- [Description of the task]
Transcribe the material below exactly as it appears.
=-=-=-=-=
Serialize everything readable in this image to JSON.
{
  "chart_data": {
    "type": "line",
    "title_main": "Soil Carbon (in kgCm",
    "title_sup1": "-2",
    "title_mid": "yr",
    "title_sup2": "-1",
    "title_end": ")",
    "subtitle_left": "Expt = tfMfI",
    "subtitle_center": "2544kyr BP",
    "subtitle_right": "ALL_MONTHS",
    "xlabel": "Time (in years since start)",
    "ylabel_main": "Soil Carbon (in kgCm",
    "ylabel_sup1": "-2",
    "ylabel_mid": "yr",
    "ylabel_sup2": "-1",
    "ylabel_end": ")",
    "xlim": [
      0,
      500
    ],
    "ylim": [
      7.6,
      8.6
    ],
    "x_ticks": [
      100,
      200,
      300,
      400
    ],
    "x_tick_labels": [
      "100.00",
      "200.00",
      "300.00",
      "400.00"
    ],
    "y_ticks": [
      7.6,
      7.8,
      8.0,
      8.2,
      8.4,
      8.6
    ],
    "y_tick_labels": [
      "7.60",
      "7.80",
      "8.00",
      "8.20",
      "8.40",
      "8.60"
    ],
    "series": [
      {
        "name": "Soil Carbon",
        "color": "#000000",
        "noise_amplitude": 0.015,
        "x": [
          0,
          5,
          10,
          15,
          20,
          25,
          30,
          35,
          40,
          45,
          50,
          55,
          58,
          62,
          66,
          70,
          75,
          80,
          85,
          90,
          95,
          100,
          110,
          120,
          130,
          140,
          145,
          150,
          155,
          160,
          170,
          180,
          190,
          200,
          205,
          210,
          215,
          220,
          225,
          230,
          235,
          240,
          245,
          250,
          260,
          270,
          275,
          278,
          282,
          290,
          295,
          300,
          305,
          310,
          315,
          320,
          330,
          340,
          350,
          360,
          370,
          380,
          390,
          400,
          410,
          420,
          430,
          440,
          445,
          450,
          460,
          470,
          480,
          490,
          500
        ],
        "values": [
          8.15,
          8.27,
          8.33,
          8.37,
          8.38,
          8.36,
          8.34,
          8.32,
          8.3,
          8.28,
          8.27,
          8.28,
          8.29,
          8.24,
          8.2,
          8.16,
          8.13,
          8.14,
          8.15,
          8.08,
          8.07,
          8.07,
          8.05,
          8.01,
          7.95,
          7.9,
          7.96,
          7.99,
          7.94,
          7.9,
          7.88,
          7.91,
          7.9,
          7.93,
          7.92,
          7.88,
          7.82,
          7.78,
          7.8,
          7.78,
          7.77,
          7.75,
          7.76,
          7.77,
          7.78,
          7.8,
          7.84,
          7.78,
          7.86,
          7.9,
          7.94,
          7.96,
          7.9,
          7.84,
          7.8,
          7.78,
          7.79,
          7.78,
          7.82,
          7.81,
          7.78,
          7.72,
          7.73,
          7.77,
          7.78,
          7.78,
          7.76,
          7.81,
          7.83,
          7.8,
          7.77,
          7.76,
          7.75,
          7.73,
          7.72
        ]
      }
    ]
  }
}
=-=-=-=-=
- [Answer to the problem]
Serialize everything readable in this image to JSON.
{
  "chart_data": {
    "type": "line",
    "title_main": "Soil Carbon (in kgCm",
    "title_sup1": "-2",
    "title_mid": "yr",
    "title_sup2": "-1",
    "title_end": ")",
    "subtitle_left": "Expt = tfMfI",
    "subtitle_center": "2544kyr BP",
    "subtitle_right": "ALL_MONTHS",
    "xlabel": "Time (in years since start)",
    "ylabel_main": "Soil Carbon (in kgCm",
    "ylabel_sup1": "-2",
    "ylabel_mid": "yr",
    "ylabel_sup2": "-1",
    "ylabel_end": ")",
    "xlim": [
      0,
      500
    ],
    "ylim": [
      7.6,
      8.6
    ],
    "x_ticks": [
      100,
      200,
      300,
      400
    ],
    "x_tick_labels": [
      "100.00",
      "200.00",
      "300.00",
      "400.00"
    ],
    "y_ticks": [
      7.6,
      7.8,
      8.0,
      8.2,
      8.4,
      8.6
    ],
    "y_tick_labels": [
      "7.60",
      "7.80",
      "8.00",
      "8.20",
      "8.40",
      "8.60"
    ],
    "series": [
      {
        "name": "Soil Carbon",
        "color": "#000000",
        "noise_amplitude": 0.015,
        "x": [
          0,
          5,
          10,
          15,
          20,
          25,
          30,
          35,
          40,
          45,
          50,
          55,
          58,
          62,
          66,
          70,
          75,
          80,
          85,
          90,
          95,
          100,
          110,
          120,
          130,
          140,
          145,
          150,
          155,
          160,
          170,
          180,
          190,
          200,
          205,
          210,
          215,
          220,
          225,
          230,
          235,
          240,
          245,
          250,
          260,
          270,
          275,
          278,
          282,
          290,
          295,
          300,
          305,
          310,
          315,
          320,
          330,
          340,
          350,
          360,
          370,
          380,
          390,
          400,
          410,
          420,
          430,
          440,
          445,
          450,
          460,
          470,
          480,
          490,
          500
        ],
        "values": [
          8.15,
          8.27,
          8.33,
          8.37,
          8.38,
          8.36,
          8.34,
          8.32,
          8.3,
          8.28,
          8.27,
          8.28,
          8.29,
          8.24,
          8.2,
          8.16,
          8.13,
          8.14,
          8.15,
          8.08,
          8.07,
          8.07,
          8.05,
          8.01,
          7.95,
          7.9,
          7.96,
          7.99,
          7.94,
          7.9,
          7.88,
          7.91,
          7.9,
          7.93,
          7.92,
          7.88,
          7.82,
          7.78,
          7.8,
          7.78,
          7.77,
          7.75,
          7.76,
          7.77,
          7.78,
          7.8,
          7.84,
          7.78,
          7.86,
          7.9,
          7.94,
          7.96,
          7.9,
          7.84,
          7.8,
          7.78,
          7.79,
          7.78,
          7.82,
          7.81,
          7.78,
          7.72,
          7.73,
          7.77,
          7.78,
          7.78,
          7.76,
          7.81,
          7.83,
          7.8,
          7.77,
          7.76,
          7.75,
          7.73,
          7.72
        ]
      }
    ]
  }
}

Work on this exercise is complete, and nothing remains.